Set down all of the data that follows word for word, without the images.

** start Exercise data **

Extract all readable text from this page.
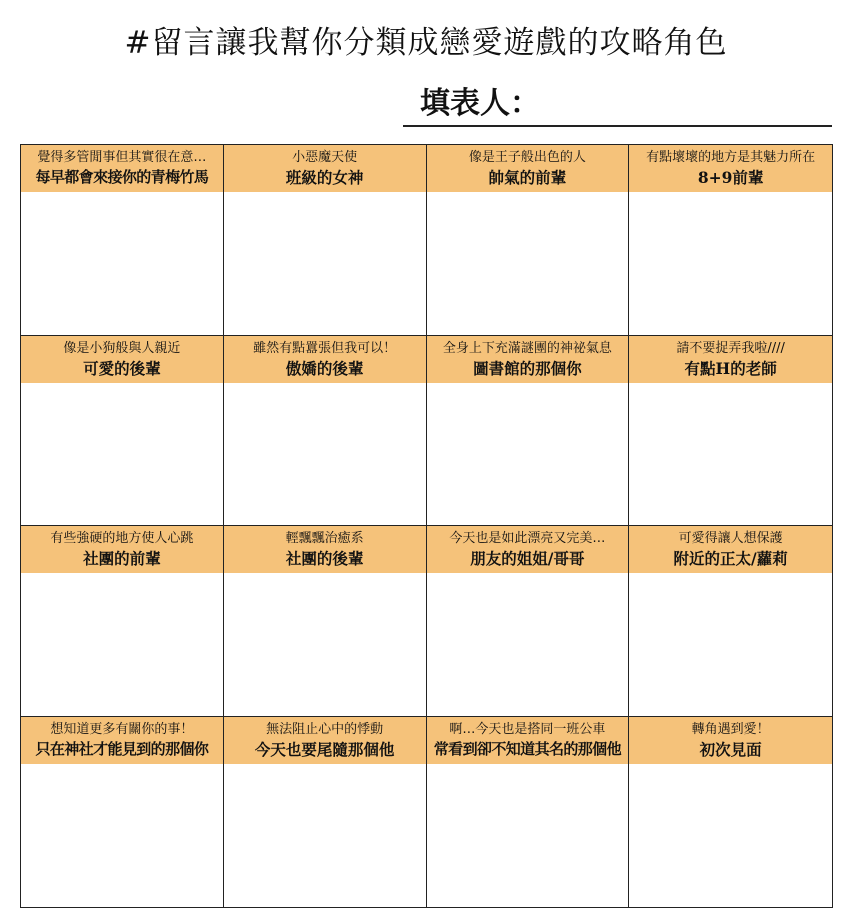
#留言讓我幫你分類成戀愛遊戲的攻略角色
填表人：
覺得多管閒事但其實很在意…
每早都會來接你的青梅竹馬
小惡魔天使
班級的女神
像是王子般出色的人
帥氣的前輩
有點壞壞的地方是其魅力所在
8+9前輩
像是小狗般與人親近
可愛的後輩
雖然有點囂張但我可以！
傲嬌的後輩
全身上下充滿謎團的神祕氣息
圖書館的那個你
請不要捉弄我啦////
有點H的老師
有些強硬的地方使人心跳
社團的前輩
輕飄飄治癒系
社團的後輩
今天也是如此漂亮又完美…
朋友的姐姐/哥哥
可愛得讓人想保護
附近的正太/蘿莉
想知道更多有關你的事！
只在神社才能見到的那個你
無法阻止心中的悸動
今天也要尾隨那個他
啊…今天也是搭同一班公車
常看到卻不知道其名的那個他
轉角遇到愛！
初次見面
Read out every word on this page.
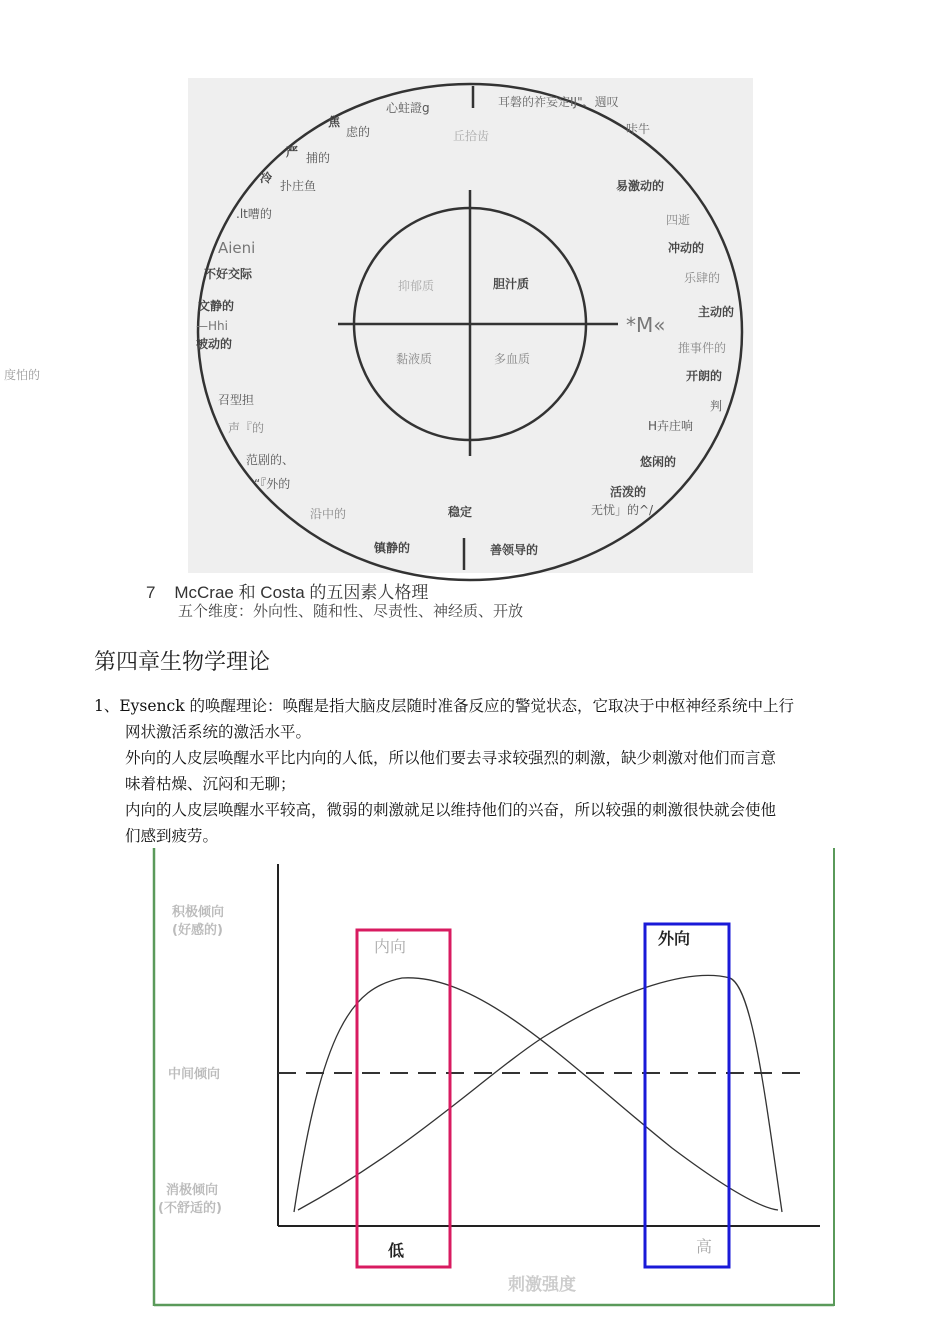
度怕的
抑郁质	胆汁质
黏液质	多血质
稳定
*M«
镇静的	善领导的
耳磐的祚妄定IJ"、週叹
咔牛
心蛀證g
焦
虑的	丘拾齿
严 捕的
冷
扑庄鱼
.lt嘈的
Aieni
不好交际
文静的
—Hhi
被动的
召型担
声『的
范剧的、
“『外的
沿中的
易激动的
四逝
冲动的
乐肆的
主动的
推事件的
开朗的
判
H卉庄响
悠闲的
活泼的
无忧」的^/
五个维度：外向性、随和性、尽责性、神经质、开放
7    McCrae 和 Costa 的五因素人格理
第四章生物学理论
1、Eysenck 的唤醒理论：唤醒是指大脑皮层随时准备反应的警觉状态，它取决于中枢神经系统中上行
网状激活系统的激活水平。
外向的人皮层唤醒水平比内向的人低，所以他们要去寻求较强烈的刺激，缺少刺激对他们而言意
味着枯燥、沉闷和无聊；
内向的人皮层唤醒水平较高，微弱的刺激就足以维持他们的兴奋，所以较强的刺激很快就会使他
们感到疲劳。
内向	外向
低	高
刺激强度
积极倾向(好感的)
中间倾向
消极倾向(不舒适的)
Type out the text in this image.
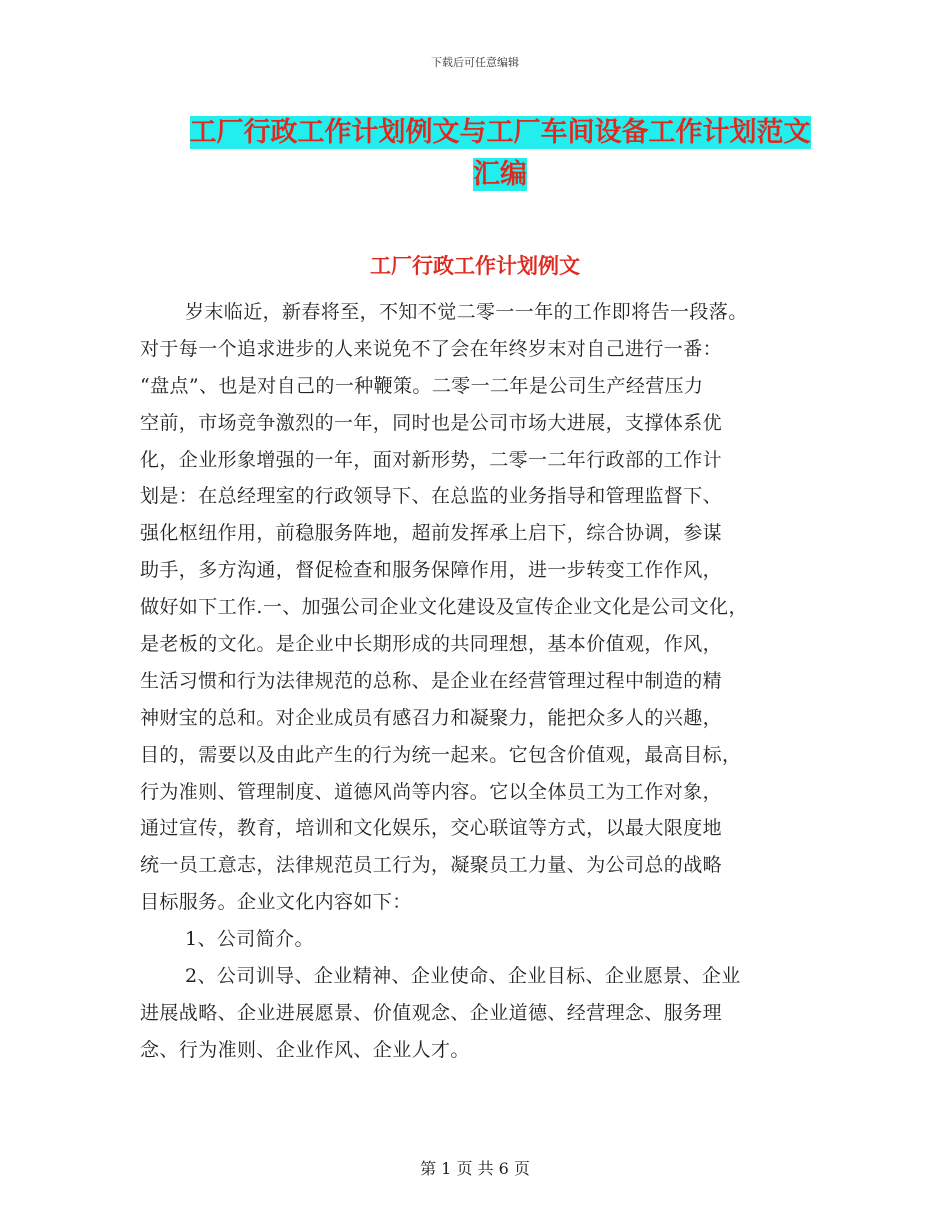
下载后可任意编辑
工厂行政工作计划例文与工厂车间设备工作计划范文
汇编
工厂行政工作计划例文
岁末临近，新春将至，不知不觉二零一一年的工作即将告一段落。
对于每一个追求进步的人来说免不了会在年终岁末对自己进行一番：
“盘点”、也是对自己的一种鞭策。二零一二年是公司生产经营压力
空前，市场竞争激烈的一年，同时也是公司市场大进展，支撑体系优
化，企业形象增强的一年，面对新形势，二零一二年行政部的工作计
划是：在总经理室的行政领导下、在总监的业务指导和管理监督下、
强化枢纽作用，前稳服务阵地，超前发挥承上启下，综合协调，参谋
助手，多方沟通，督促检查和服务保障作用，进一步转变工作作风，
做好如下工作.一、加强公司企业文化建设及宣传企业文化是公司文化，
是老板的文化。是企业中长期形成的共同理想，基本价值观，作风，
生活习惯和行为法律规范的总称、是企业在经营管理过程中制造的精
神财宝的总和。对企业成员有感召力和凝聚力，能把众多人的兴趣，
目的，需要以及由此产生的行为统一起来。它包含价值观，最高目标，
行为准则、管理制度、道德风尚等内容。它以全体员工为工作对象，
通过宣传，教育，培训和文化娱乐，交心联谊等方式，以最大限度地
统一员工意志，法律规范员工行为，凝聚员工力量、为公司总的战略
目标服务。企业文化内容如下：
1、公司简介。
2、公司训导、企业精神、企业使命、企业目标、企业愿景、企业
进展战略、企业进展愿景、价值观念、企业道德、经营理念、服务理
念、行为准则、企业作风、企业人才。
第 1 页 共 6 页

** end Exercise data **

*Written response*
Extract all readable text from this page.
#留言讓我幫你分類成戀愛遊戲的攻略角色
填表人：
覺得多管閒事但其實很在意…
每早都會來接你的青梅竹馬
小惡魔天使
班級的女神
像是王子般出色的人
帥氣的前輩
有點壞壞的地方是其魅力所在
8+9前輩
像是小狗般與人親近
可愛的後輩
雖然有點囂張但我可以！
傲嬌的後輩
全身上下充滿謎團的神祕氣息
圖書館的那個你
請不要捉弄我啦////
有點H的老師
有些強硬的地方使人心跳
社團的前輩
輕飄飄治癒系
社團的後輩
今天也是如此漂亮又完美…
朋友的姐姐/哥哥
可愛得讓人想保護
附近的正太/蘿莉
想知道更多有關你的事！
只在神社才能見到的那個你
無法阻止心中的悸動
今天也要尾隨那個他
啊…今天也是搭同一班公車
常看到卻不知道其名的那個他
轉角遇到愛！
初次見面
Read out every word on this page.
度怕的
抑郁质	胆汁质
黏液质	多血质
稳定
*M«
镇静的	善领导的
耳磐的祚妄定IJ"、週叹
咔牛
心蛀證g
焦
虑的	丘拾齿
严 捕的
冷
扑庄鱼
.lt嘈的
Aieni
不好交际
文静的
—Hhi
被动的
召型担
声『的
范剧的、
“『外的
沿中的
易激动的
四逝
冲动的
乐肆的
主动的
推事件的
开朗的
判
H卉庄响
悠闲的
活泼的
无忧」的^/
五个维度：外向性、随和性、尽责性、神经质、开放
7    McCrae 和 Costa 的五因素人格理
第四章生物学理论
1、Eysenck 的唤醒理论：唤醒是指大脑皮层随时准备反应的警觉状态，它取决于中枢神经系统中上行
网状激活系统的激活水平。
外向的人皮层唤醒水平比内向的人低，所以他们要去寻求较强烈的刺激，缺少刺激对他们而言意
味着枯燥、沉闷和无聊；
内向的人皮层唤醒水平较高，微弱的刺激就足以维持他们的兴奋，所以较强的刺激很快就会使他
们感到疲劳。
内向	外向
低	高
刺激强度
积极倾向(好感的)
中间倾向
消极倾向(不舒适的)
Type out the text in this image.
下载后可任意编辑
工厂行政工作计划例文与工厂车间设备工作计划范文
汇编
工厂行政工作计划例文
岁末临近，新春将至，不知不觉二零一一年的工作即将告一段落。
对于每一个追求进步的人来说免不了会在年终岁末对自己进行一番：
“盘点”、也是对自己的一种鞭策。二零一二年是公司生产经营压力
空前，市场竞争激烈的一年，同时也是公司市场大进展，支撑体系优
化，企业形象增强的一年，面对新形势，二零一二年行政部的工作计
划是：在总经理室的行政领导下、在总监的业务指导和管理监督下、
强化枢纽作用，前稳服务阵地，超前发挥承上启下，综合协调，参谋
助手，多方沟通，督促检查和服务保障作用，进一步转变工作作风，
做好如下工作.一、加强公司企业文化建设及宣传企业文化是公司文化，
是老板的文化。是企业中长期形成的共同理想，基本价值观，作风，
生活习惯和行为法律规范的总称、是企业在经营管理过程中制造的精
神财宝的总和。对企业成员有感召力和凝聚力，能把众多人的兴趣，
目的，需要以及由此产生的行为统一起来。它包含价值观，最高目标，
行为准则、管理制度、道德风尚等内容。它以全体员工为工作对象，
通过宣传，教育，培训和文化娱乐，交心联谊等方式，以最大限度地
统一员工意志，法律规范员工行为，凝聚员工力量、为公司总的战略
目标服务。企业文化内容如下：
1、公司简介。
2、公司训导、企业精神、企业使命、企业目标、企业愿景、企业
进展战略、企业进展愿景、价值观念、企业道德、经营理念、服务理
念、行为准则、企业作风、企业人才。
第 1 页 共 6 页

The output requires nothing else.